Stated exercise: Can you quote the records below in full, word for word?

Given data:
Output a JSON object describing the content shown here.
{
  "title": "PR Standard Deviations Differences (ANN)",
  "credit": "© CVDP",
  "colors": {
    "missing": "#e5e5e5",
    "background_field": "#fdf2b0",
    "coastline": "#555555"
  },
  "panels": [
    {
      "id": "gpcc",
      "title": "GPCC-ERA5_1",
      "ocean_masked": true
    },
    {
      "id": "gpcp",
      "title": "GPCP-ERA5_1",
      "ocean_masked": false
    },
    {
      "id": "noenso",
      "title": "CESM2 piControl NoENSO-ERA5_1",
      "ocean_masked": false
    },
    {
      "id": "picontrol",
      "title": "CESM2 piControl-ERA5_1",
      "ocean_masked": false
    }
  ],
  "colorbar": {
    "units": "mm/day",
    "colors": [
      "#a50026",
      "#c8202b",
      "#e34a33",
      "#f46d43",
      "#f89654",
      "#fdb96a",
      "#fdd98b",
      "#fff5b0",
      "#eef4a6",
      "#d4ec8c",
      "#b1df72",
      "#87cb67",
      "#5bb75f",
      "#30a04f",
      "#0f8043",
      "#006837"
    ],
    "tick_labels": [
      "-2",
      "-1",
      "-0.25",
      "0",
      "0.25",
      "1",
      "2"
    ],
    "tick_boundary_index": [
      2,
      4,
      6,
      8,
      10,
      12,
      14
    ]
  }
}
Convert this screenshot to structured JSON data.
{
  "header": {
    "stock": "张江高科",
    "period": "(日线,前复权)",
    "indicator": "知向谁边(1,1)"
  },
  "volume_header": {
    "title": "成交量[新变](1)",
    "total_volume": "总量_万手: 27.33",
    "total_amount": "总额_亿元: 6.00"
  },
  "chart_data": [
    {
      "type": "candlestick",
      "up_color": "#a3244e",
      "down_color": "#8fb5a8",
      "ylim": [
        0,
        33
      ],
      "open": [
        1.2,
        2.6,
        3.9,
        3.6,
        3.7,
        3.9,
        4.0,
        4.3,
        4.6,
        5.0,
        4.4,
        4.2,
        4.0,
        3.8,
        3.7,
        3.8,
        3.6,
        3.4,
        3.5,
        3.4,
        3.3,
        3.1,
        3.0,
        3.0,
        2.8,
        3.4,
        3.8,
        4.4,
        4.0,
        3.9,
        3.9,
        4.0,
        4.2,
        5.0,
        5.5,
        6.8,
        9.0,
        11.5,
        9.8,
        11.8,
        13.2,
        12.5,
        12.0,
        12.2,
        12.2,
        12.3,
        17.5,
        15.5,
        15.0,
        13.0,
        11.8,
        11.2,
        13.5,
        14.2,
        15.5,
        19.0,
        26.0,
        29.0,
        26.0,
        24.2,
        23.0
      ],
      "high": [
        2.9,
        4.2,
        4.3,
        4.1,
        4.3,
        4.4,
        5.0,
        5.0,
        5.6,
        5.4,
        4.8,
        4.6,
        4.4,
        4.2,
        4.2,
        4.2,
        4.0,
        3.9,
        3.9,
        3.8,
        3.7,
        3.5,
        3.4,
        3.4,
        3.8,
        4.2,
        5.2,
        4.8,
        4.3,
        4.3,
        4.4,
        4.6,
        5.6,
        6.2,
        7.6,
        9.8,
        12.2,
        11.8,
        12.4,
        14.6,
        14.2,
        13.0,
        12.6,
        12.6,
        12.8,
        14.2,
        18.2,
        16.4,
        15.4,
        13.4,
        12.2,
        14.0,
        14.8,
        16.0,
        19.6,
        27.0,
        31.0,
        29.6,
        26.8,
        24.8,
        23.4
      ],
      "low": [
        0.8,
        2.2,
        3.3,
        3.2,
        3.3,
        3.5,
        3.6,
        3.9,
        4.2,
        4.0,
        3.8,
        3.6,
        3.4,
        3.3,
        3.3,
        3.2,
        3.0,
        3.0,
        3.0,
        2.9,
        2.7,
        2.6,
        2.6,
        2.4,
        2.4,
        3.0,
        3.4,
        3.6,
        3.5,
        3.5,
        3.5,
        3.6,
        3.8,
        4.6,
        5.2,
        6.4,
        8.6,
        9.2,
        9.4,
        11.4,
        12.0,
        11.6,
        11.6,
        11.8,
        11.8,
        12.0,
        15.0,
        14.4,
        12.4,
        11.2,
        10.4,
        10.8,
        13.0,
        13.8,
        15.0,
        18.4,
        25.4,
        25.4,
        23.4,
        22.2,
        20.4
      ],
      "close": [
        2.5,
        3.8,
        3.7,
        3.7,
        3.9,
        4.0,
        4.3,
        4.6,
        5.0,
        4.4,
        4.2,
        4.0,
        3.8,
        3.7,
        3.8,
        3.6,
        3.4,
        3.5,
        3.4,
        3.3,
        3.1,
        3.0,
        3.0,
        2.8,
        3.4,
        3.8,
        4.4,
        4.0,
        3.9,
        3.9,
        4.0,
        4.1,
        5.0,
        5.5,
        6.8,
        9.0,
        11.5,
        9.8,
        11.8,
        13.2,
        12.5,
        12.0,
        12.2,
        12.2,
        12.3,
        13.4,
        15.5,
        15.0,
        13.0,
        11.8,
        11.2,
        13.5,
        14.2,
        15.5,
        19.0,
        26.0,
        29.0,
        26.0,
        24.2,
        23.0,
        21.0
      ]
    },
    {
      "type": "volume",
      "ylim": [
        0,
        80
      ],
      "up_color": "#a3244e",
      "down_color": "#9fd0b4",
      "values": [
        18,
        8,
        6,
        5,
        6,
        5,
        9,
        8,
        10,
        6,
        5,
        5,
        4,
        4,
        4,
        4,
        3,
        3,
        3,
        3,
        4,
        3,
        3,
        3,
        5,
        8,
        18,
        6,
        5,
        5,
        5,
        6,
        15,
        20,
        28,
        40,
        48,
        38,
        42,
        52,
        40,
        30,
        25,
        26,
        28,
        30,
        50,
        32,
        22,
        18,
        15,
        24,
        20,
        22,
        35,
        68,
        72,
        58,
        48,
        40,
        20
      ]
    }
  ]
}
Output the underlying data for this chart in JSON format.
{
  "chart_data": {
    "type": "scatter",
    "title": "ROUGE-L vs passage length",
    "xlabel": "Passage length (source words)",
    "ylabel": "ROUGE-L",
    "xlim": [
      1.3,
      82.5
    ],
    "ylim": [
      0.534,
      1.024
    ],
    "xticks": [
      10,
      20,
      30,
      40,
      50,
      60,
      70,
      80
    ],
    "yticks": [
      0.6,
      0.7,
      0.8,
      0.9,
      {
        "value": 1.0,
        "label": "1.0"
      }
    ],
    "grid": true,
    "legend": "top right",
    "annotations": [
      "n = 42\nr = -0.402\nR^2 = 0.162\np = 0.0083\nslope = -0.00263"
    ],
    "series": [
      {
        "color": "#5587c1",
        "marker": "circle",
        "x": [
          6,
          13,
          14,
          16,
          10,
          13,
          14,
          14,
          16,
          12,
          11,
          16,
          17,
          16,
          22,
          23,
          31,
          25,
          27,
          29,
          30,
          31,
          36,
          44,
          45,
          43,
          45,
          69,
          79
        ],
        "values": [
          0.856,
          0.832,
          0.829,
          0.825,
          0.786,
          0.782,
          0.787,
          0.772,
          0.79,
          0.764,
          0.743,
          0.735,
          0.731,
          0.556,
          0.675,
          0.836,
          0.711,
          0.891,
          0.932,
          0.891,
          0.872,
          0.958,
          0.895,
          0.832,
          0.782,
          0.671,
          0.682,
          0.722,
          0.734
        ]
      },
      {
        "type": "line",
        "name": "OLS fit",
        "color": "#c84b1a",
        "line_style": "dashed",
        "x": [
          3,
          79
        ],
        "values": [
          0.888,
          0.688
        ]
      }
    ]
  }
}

Final answer:
Output a JSON object describing the content shown here.
{
  "title": "PR Standard Deviations Differences (ANN)",
  "credit": "© CVDP",
  "colors": {
    "missing": "#e5e5e5",
    "background_field": "#fdf2b0",
    "coastline": "#555555"
  },
  "panels": [
    {
      "id": "gpcc",
      "title": "GPCC-ERA5_1",
      "ocean_masked": true
    },
    {
      "id": "gpcp",
      "title": "GPCP-ERA5_1",
      "ocean_masked": false
    },
    {
      "id": "noenso",
      "title": "CESM2 piControl NoENSO-ERA5_1",
      "ocean_masked": false
    },
    {
      "id": "picontrol",
      "title": "CESM2 piControl-ERA5_1",
      "ocean_masked": false
    }
  ],
  "colorbar": {
    "units": "mm/day",
    "colors": [
      "#a50026",
      "#c8202b",
      "#e34a33",
      "#f46d43",
      "#f89654",
      "#fdb96a",
      "#fdd98b",
      "#fff5b0",
      "#eef4a6",
      "#d4ec8c",
      "#b1df72",
      "#87cb67",
      "#5bb75f",
      "#30a04f",
      "#0f8043",
      "#006837"
    ],
    "tick_labels": [
      "-2",
      "-1",
      "-0.25",
      "0",
      "0.25",
      "1",
      "2"
    ],
    "tick_boundary_index": [
      2,
      4,
      6,
      8,
      10,
      12,
      14
    ]
  }
}
Convert this screenshot to structured JSON data.
{
  "header": {
    "stock": "张江高科",
    "period": "(日线,前复权)",
    "indicator": "知向谁边(1,1)"
  },
  "volume_header": {
    "title": "成交量[新变](1)",
    "total_volume": "总量_万手: 27.33",
    "total_amount": "总额_亿元: 6.00"
  },
  "chart_data": [
    {
      "type": "candlestick",
      "up_color": "#a3244e",
      "down_color": "#8fb5a8",
      "ylim": [
        0,
        33
      ],
      "open": [
        1.2,
        2.6,
        3.9,
        3.6,
        3.7,
        3.9,
        4.0,
        4.3,
        4.6,
        5.0,
        4.4,
        4.2,
        4.0,
        3.8,
        3.7,
        3.8,
        3.6,
        3.4,
        3.5,
        3.4,
        3.3,
        3.1,
        3.0,
        3.0,
        2.8,
        3.4,
        3.8,
        4.4,
        4.0,
        3.9,
        3.9,
        4.0,
        4.2,
        5.0,
        5.5,
        6.8,
        9.0,
        11.5,
        9.8,
        11.8,
        13.2,
        12.5,
        12.0,
        12.2,
        12.2,
        12.3,
        17.5,
        15.5,
        15.0,
        13.0,
        11.8,
        11.2,
        13.5,
        14.2,
        15.5,
        19.0,
        26.0,
        29.0,
        26.0,
        24.2,
        23.0
      ],
      "high": [
        2.9,
        4.2,
        4.3,
        4.1,
        4.3,
        4.4,
        5.0,
        5.0,
        5.6,
        5.4,
        4.8,
        4.6,
        4.4,
        4.2,
        4.2,
        4.2,
        4.0,
        3.9,
        3.9,
        3.8,
        3.7,
        3.5,
        3.4,
        3.4,
        3.8,
        4.2,
        5.2,
        4.8,
        4.3,
        4.3,
        4.4,
        4.6,
        5.6,
        6.2,
        7.6,
        9.8,
        12.2,
        11.8,
        12.4,
        14.6,
        14.2,
        13.0,
        12.6,
        12.6,
        12.8,
        14.2,
        18.2,
        16.4,
        15.4,
        13.4,
        12.2,
        14.0,
        14.8,
        16.0,
        19.6,
        27.0,
        31.0,
        29.6,
        26.8,
        24.8,
        23.4
      ],
      "low": [
        0.8,
        2.2,
        3.3,
        3.2,
        3.3,
        3.5,
        3.6,
        3.9,
        4.2,
        4.0,
        3.8,
        3.6,
        3.4,
        3.3,
        3.3,
        3.2,
        3.0,
        3.0,
        3.0,
        2.9,
        2.7,
        2.6,
        2.6,
        2.4,
        2.4,
        3.0,
        3.4,
        3.6,
        3.5,
        3.5,
        3.5,
        3.6,
        3.8,
        4.6,
        5.2,
        6.4,
        8.6,
        9.2,
        9.4,
        11.4,
        12.0,
        11.6,
        11.6,
        11.8,
        11.8,
        12.0,
        15.0,
        14.4,
        12.4,
        11.2,
        10.4,
        10.8,
        13.0,
        13.8,
        15.0,
        18.4,
        25.4,
        25.4,
        23.4,
        22.2,
        20.4
      ],
      "close": [
        2.5,
        3.8,
        3.7,
        3.7,
        3.9,
        4.0,
        4.3,
        4.6,
        5.0,
        4.4,
        4.2,
        4.0,
        3.8,
        3.7,
        3.8,
        3.6,
        3.4,
        3.5,
        3.4,
        3.3,
        3.1,
        3.0,
        3.0,
        2.8,
        3.4,
        3.8,
        4.4,
        4.0,
        3.9,
        3.9,
        4.0,
        4.1,
        5.0,
        5.5,
        6.8,
        9.0,
        11.5,
        9.8,
        11.8,
        13.2,
        12.5,
        12.0,
        12.2,
        12.2,
        12.3,
        13.4,
        15.5,
        15.0,
        13.0,
        11.8,
        11.2,
        13.5,
        14.2,
        15.5,
        19.0,
        26.0,
        29.0,
        26.0,
        24.2,
        23.0,
        21.0
      ]
    },
    {
      "type": "volume",
      "ylim": [
        0,
        80
      ],
      "up_color": "#a3244e",
      "down_color": "#9fd0b4",
      "values": [
        18,
        8,
        6,
        5,
        6,
        5,
        9,
        8,
        10,
        6,
        5,
        5,
        4,
        4,
        4,
        4,
        3,
        3,
        3,
        3,
        4,
        3,
        3,
        3,
        5,
        8,
        18,
        6,
        5,
        5,
        5,
        6,
        15,
        20,
        28,
        40,
        48,
        38,
        42,
        52,
        40,
        30,
        25,
        26,
        28,
        30,
        50,
        32,
        22,
        18,
        15,
        24,
        20,
        22,
        35,
        68,
        72,
        58,
        48,
        40,
        20
      ]
    }
  ]
}
Output the underlying data for this chart in JSON format.
{
  "chart_data": {
    "type": "scatter",
    "title": "ROUGE-L vs passage length",
    "xlabel": "Passage length (source words)",
    "ylabel": "ROUGE-L",
    "xlim": [
      1.3,
      82.5
    ],
    "ylim": [
      0.534,
      1.024
    ],
    "xticks": [
      10,
      20,
      30,
      40,
      50,
      60,
      70,
      80
    ],
    "yticks": [
      0.6,
      0.7,
      0.8,
      0.9,
      {
        "value": 1.0,
        "label": "1.0"
      }
    ],
    "grid": true,
    "legend": "top right",
    "annotations": [
      "n = 42\nr = -0.402\nR^2 = 0.162\np = 0.0083\nslope = -0.00263"
    ],
    "series": [
      {
        "color": "#5587c1",
        "marker": "circle",
        "x": [
          6,
          13,
          14,
          16,
          10,
          13,
          14,
          14,
          16,
          12,
          11,
          16,
          17,
          16,
          22,
          23,
          31,
          25,
          27,
          29,
          30,
          31,
          36,
          44,
          45,
          43,
          45,
          69,
          79
        ],
        "values": [
          0.856,
          0.832,
          0.829,
          0.825,
          0.786,
          0.782,
          0.787,
          0.772,
          0.79,
          0.764,
          0.743,
          0.735,
          0.731,
          0.556,
          0.675,
          0.836,
          0.711,
          0.891,
          0.932,
          0.891,
          0.872,
          0.958,
          0.895,
          0.832,
          0.782,
          0.671,
          0.682,
          0.722,
          0.734
        ]
      },
      {
        "type": "line",
        "name": "OLS fit",
        "color": "#c84b1a",
        "line_style": "dashed",
        "x": [
          3,
          79
        ],
        "values": [
          0.888,
          0.688
        ]
      }
    ]
  }
}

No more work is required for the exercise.